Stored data
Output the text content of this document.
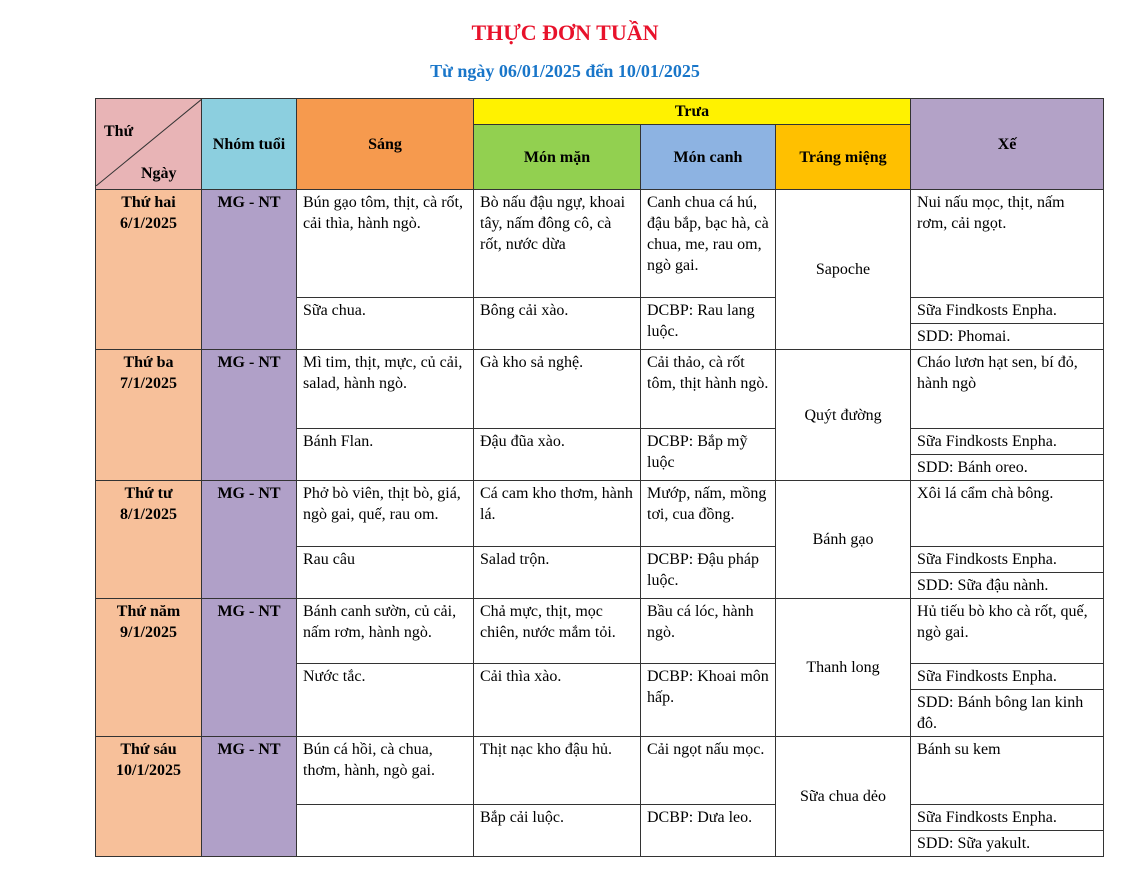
THỰC ĐƠN TUẦN
Từ ngày 06/01/2025 đến 10/01/2025
Thứ
Ngày	Nhóm tuổi	Sáng	Trưa			Xế
			Món mặn	Món canh	Tráng miệng	

Thứ hai
6/1/2025	MG - NT	Bún gạo tôm, thịt, cà rốt, cải thìa, hành ngò.	Bò nấu đậu ngự, khoai tây, nấm đông cô, cà rốt, nước dừa	Canh chua cá hú, đậu bắp, bạc hà, cà chua, me, rau om, ngò gai.	Sapoche	Nui nấu mọc, thịt, nấm rơm, cải ngọt.
		Sữa chua.	Bông cải xào.	DCBP: Rau lang luộc.		Sữa Findkosts Enpha.
						SDD: Phomai.

Thứ ba
7/1/2025	MG - NT	Mì tim, thịt, mực, củ cải, salad, hành ngò.	Gà kho sả nghệ.	Cải thảo, cà rốt tôm, thịt hành ngò.	Quýt đường	Cháo lươn hạt sen, bí đỏ, hành ngò
		Bánh Flan.	Đậu đũa xào.	DCBP: Bắp mỹ luộc		Sữa Findkosts Enpha.
						SDD: Bánh oreo.

Thứ tư
8/1/2025	MG - NT	Phở bò viên, thịt bò, giá, ngò gai, quế, rau om.	Cá cam kho thơm, hành lá.	Mướp, nấm, mồng tơi, cua đồng.	Bánh gạo	Xôi lá cẩm chà bông.
		Rau câu	Salad trộn.	DCBP: Đậu pháp luộc.		Sữa Findkosts Enpha.
						SDD: Sữa đậu nành.

Thứ năm
9/1/2025	MG - NT	Bánh canh sườn, củ cải, nấm rơm, hành ngò.	Chả mực, thịt, mọc chiên, nước mắm tỏi.	Bầu cá lóc, hành ngò.	Thanh long	Hủ tiếu bò kho cà rốt, quế, ngò gai.
		Nước tắc.	Cải thìa xào.	DCBP: Khoai môn hấp.		Sữa Findkosts Enpha.
						SDD: Bánh bông lan kinh đô.

Thứ sáu
10/1/2025	MG - NT	Bún cá hồi, cà chua, thơm, hành, ngò gai.	Thịt nạc kho đậu hủ.	Cải ngọt nấu mọc.	Sữa chua dẻo	Bánh su kem
			Bắp cải luộc.	DCBP: Dưa leo.		Sữa Findkosts Enpha.
						SDD: Sữa yakult.
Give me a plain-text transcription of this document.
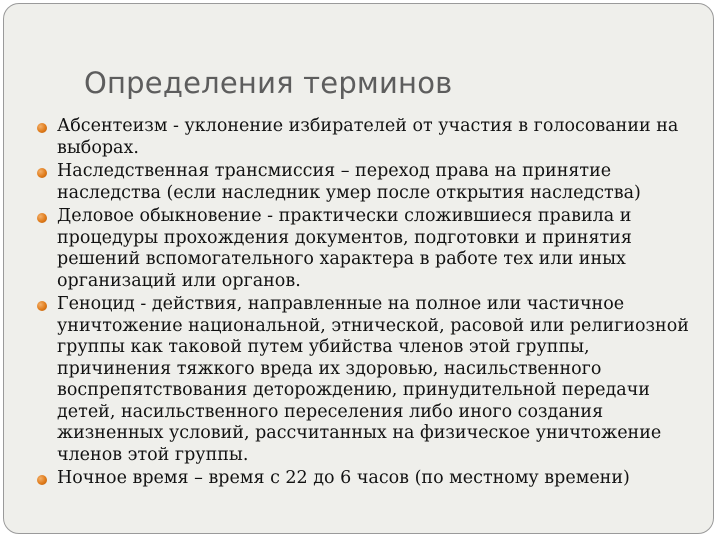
Определения терминов
Абсентеизм - уклонение избирателей от участия в голосовании на выборах.
Наследственная трансмиссия – переход права на принятие наследства (если наследник умер после открытия наследства)
Деловое обыкновение - практически сложившиеся правила и процедуры прохождения документов, подготовки и принятия решений вспомогательного характера в работе тех или иных организаций или органов.
Геноцид - действия, направленные на полное или частичное уничтожение национальной, этнической, расовой или религиозной группы как таковой путем убийства членов этой группы, причинения тяжкого вреда их здоровью, насильственного воспрепятствования деторождению, принудительной передачи детей, насильственного переселения либо иного создания жизненных условий, рассчитанных на физическое уничтожение членов этой группы.
Ночное время – время с 22 до 6 часов (по местному времени)
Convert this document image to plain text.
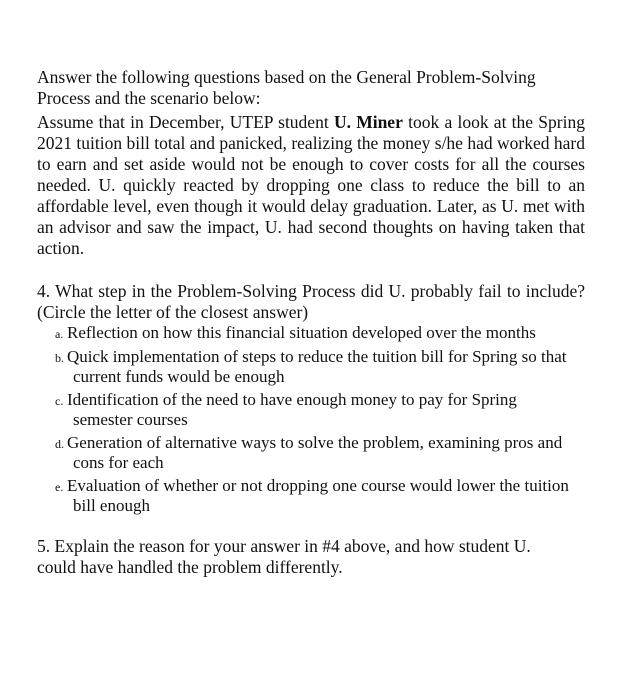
Answer the following questions based on the General Problem-Solving
Process and the scenario below:

Assume that in December, UTEP student U. Miner took a look at the Spring 2021 tuition bill total and panicked, realizing the money s/he had worked hard to earn and set aside would not be enough to cover costs for all the courses needed. U. quickly reacted by dropping one class to reduce the bill to an affordable level, even though it would delay graduation. Later, as U. met with an advisor and saw the impact, U. had second thoughts on having taken that action.

4. What step in the Problem-Solving Process did U. probably fail to include? (Circle the letter of the closest answer)

a. Reflection on how this financial situation developed over the months
b. Quick implementation of steps to reduce the tuition bill for Spring so that
current funds would be enough
c. Identification of the need to have enough money to pay for Spring
semester courses
d. Generation of alternative ways to solve the problem, examining pros and
cons for each
e. Evaluation of whether or not dropping one course would lower the tuition
bill enough

5. Explain the reason for your answer in #4 above, and how student U.
could have handled the problem differently.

Written task. Show all lines in the entries above where the string "Process" appears.

The completed task.
Process and the scenario below:
4. What step in the Problem-Solving Process did U. probably fail to include? (Circle the letter of the closest answer)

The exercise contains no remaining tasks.